# [Challenge]
Your task is to repeat the lines below exactly, excluding any pictures they contain.

A block of data
....
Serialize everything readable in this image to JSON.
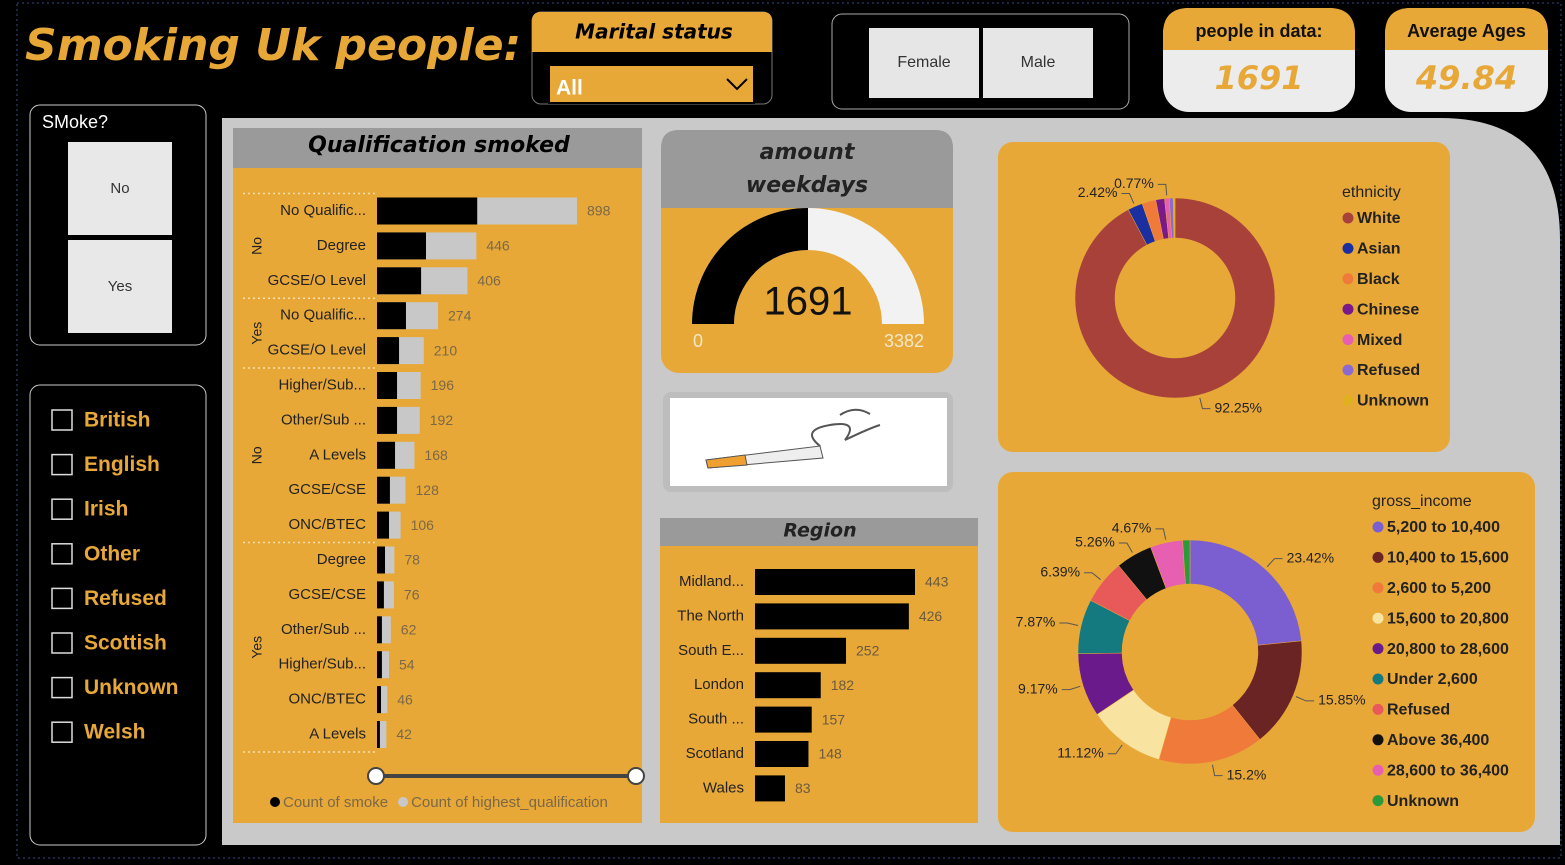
{
  "title": "Smoking Uk people:",
  "marital_slicer": {
    "label": "Marital status",
    "value": "All"
  },
  "gender_buttons": [
    "Female",
    "Male"
  ],
  "cards": [
    {
      "label": "people in data:",
      "value": 1691
    },
    {
      "label": "Average Ages",
      "value": 49.84
    }
  ],
  "smoke_slicer": {
    "label": "SMoke?",
    "options": [
      "No",
      "Yes"
    ]
  },
  "nationality_slicer": {
    "options": [
      "British",
      "English",
      "Irish",
      "Other",
      "Refused",
      "Scottish",
      "Unknown",
      "Welsh"
    ]
  },
  "chart_data": [
    {
      "type": "hbar",
      "title": "Qualification smoked",
      "categories": [
        "No Qualific...",
        "Degree",
        "GCSE/O Level",
        "No Qualific...",
        "GCSE/O Level",
        "Higher/Sub...",
        "Other/Sub ...",
        "A Levels",
        "GCSE/CSE",
        "ONC/BTEC",
        "Degree",
        "GCSE/CSE",
        "Other/Sub ...",
        "Higher/Sub...",
        "ONC/BTEC",
        "A Levels"
      ],
      "category_groups": [
        "No",
        "No",
        "No",
        "Yes",
        "Yes",
        "No",
        "No",
        "No",
        "No",
        "No",
        "Yes",
        "Yes",
        "Yes",
        "Yes",
        "Yes",
        "Yes"
      ],
      "series": [
        {
          "name": "Count of smoke",
          "color": "#000000",
          "values": [
            450,
            220,
            198,
            130,
            99,
            90,
            90,
            81,
            58,
            54,
            36,
            31,
            22,
            22,
            18,
            13
          ]
        },
        {
          "name": "Count of highest_qualification",
          "color": "#c8c8c8",
          "values": [
            898,
            446,
            406,
            274,
            210,
            196,
            192,
            168,
            128,
            106,
            78,
            76,
            62,
            54,
            46,
            42
          ]
        }
      ]
    },
    {
      "type": "gauge",
      "title": "amount weekdays smoked",
      "value": 1691,
      "min": 0,
      "max": 3382,
      "color": "#000000",
      "track_color": "#f2f2f2"
    },
    {
      "type": "hbar",
      "title": "Region",
      "categories": [
        "Midland...",
        "The North",
        "South E...",
        "London",
        "South ...",
        "Scotland",
        "Wales"
      ],
      "values": [
        443,
        426,
        252,
        182,
        157,
        148,
        83
      ],
      "color": "#000000"
    },
    {
      "type": "donut",
      "legend_title": "ethnicity",
      "categories": [
        "White",
        "Asian",
        "Black",
        "Chinese",
        "Mixed",
        "Refused",
        "Unknown"
      ],
      "values": [
        92.25,
        2.42,
        2.24,
        1.42,
        0.77,
        0.6,
        0.3
      ],
      "value_labels": [
        "92.25%",
        "2.42%",
        null,
        null,
        "0.77%",
        null,
        null
      ],
      "colors": [
        "#a8413a",
        "#1b2fa0",
        "#f07a3a",
        "#7a1a8a",
        "#e65fb0",
        "#8a6ad0",
        "#e0b020"
      ]
    },
    {
      "type": "donut",
      "legend_title": "gross_income",
      "categories": [
        "5,200 to 10,400",
        "10,400 to 15,600",
        "2,600 to 5,200",
        "15,600 to 20,800",
        "20,800 to 28,600",
        "Under 2,600",
        "Refused",
        "Above 36,400",
        "28,600 to 36,400",
        "Unknown"
      ],
      "values": [
        23.42,
        15.85,
        15.2,
        11.12,
        9.17,
        7.87,
        6.39,
        5.26,
        4.67,
        1.05
      ],
      "value_labels": [
        "23.42%",
        "15.85%",
        "15.2%",
        "11.12%",
        "9.17%",
        "7.87%",
        "6.39%",
        "5.26%",
        "4.67%",
        null
      ],
      "colors": [
        "#7b5fd0",
        "#6b2424",
        "#f07a3a",
        "#f9e3a0",
        "#6a1a8a",
        "#157a80",
        "#e85a5a",
        "#111111",
        "#e65fb0",
        "#2a9a3a"
      ]
    }
  ]
}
....
# [Exercise response]
Serialize everything readable in this image to JSON.
{
  "title": "Smoking Uk people:",
  "marital_slicer": {
    "label": "Marital status",
    "value": "All"
  },
  "gender_buttons": [
    "Female",
    "Male"
  ],
  "cards": [
    {
      "label": "people in data:",
      "value": 1691
    },
    {
      "label": "Average Ages",
      "value": 49.84
    }
  ],
  "smoke_slicer": {
    "label": "SMoke?",
    "options": [
      "No",
      "Yes"
    ]
  },
  "nationality_slicer": {
    "options": [
      "British",
      "English",
      "Irish",
      "Other",
      "Refused",
      "Scottish",
      "Unknown",
      "Welsh"
    ]
  },
  "chart_data": [
    {
      "type": "hbar",
      "title": "Qualification smoked",
      "categories": [
        "No Qualific...",
        "Degree",
        "GCSE/O Level",
        "No Qualific...",
        "GCSE/O Level",
        "Higher/Sub...",
        "Other/Sub ...",
        "A Levels",
        "GCSE/CSE",
        "ONC/BTEC",
        "Degree",
        "GCSE/CSE",
        "Other/Sub ...",
        "Higher/Sub...",
        "ONC/BTEC",
        "A Levels"
      ],
      "category_groups": [
        "No",
        "No",
        "No",
        "Yes",
        "Yes",
        "No",
        "No",
        "No",
        "No",
        "No",
        "Yes",
        "Yes",
        "Yes",
        "Yes",
        "Yes",
        "Yes"
      ],
      "series": [
        {
          "name": "Count of smoke",
          "color": "#000000",
          "values": [
            450,
            220,
            198,
            130,
            99,
            90,
            90,
            81,
            58,
            54,
            36,
            31,
            22,
            22,
            18,
            13
          ]
        },
        {
          "name": "Count of highest_qualification",
          "color": "#c8c8c8",
          "values": [
            898,
            446,
            406,
            274,
            210,
            196,
            192,
            168,
            128,
            106,
            78,
            76,
            62,
            54,
            46,
            42
          ]
        }
      ]
    },
    {
      "type": "gauge",
      "title": "amount weekdays smoked",
      "value": 1691,
      "min": 0,
      "max": 3382,
      "color": "#000000",
      "track_color": "#f2f2f2"
    },
    {
      "type": "hbar",
      "title": "Region",
      "categories": [
        "Midland...",
        "The North",
        "South E...",
        "London",
        "South ...",
        "Scotland",
        "Wales"
      ],
      "values": [
        443,
        426,
        252,
        182,
        157,
        148,
        83
      ],
      "color": "#000000"
    },
    {
      "type": "donut",
      "legend_title": "ethnicity",
      "categories": [
        "White",
        "Asian",
        "Black",
        "Chinese",
        "Mixed",
        "Refused",
        "Unknown"
      ],
      "values": [
        92.25,
        2.42,
        2.24,
        1.42,
        0.77,
        0.6,
        0.3
      ],
      "value_labels": [
        "92.25%",
        "2.42%",
        null,
        null,
        "0.77%",
        null,
        null
      ],
      "colors": [
        "#a8413a",
        "#1b2fa0",
        "#f07a3a",
        "#7a1a8a",
        "#e65fb0",
        "#8a6ad0",
        "#e0b020"
      ]
    },
    {
      "type": "donut",
      "legend_title": "gross_income",
      "categories": [
        "5,200 to 10,400",
        "10,400 to 15,600",
        "2,600 to 5,200",
        "15,600 to 20,800",
        "20,800 to 28,600",
        "Under 2,600",
        "Refused",
        "Above 36,400",
        "28,600 to 36,400",
        "Unknown"
      ],
      "values": [
        23.42,
        15.85,
        15.2,
        11.12,
        9.17,
        7.87,
        6.39,
        5.26,
        4.67,
        1.05
      ],
      "value_labels": [
        "23.42%",
        "15.85%",
        "15.2%",
        "11.12%",
        "9.17%",
        "7.87%",
        "6.39%",
        "5.26%",
        "4.67%",
        null
      ],
      "colors": [
        "#7b5fd0",
        "#6b2424",
        "#f07a3a",
        "#f9e3a0",
        "#6a1a8a",
        "#157a80",
        "#e85a5a",
        "#111111",
        "#e65fb0",
        "#2a9a3a"
      ]
    }
  ]
}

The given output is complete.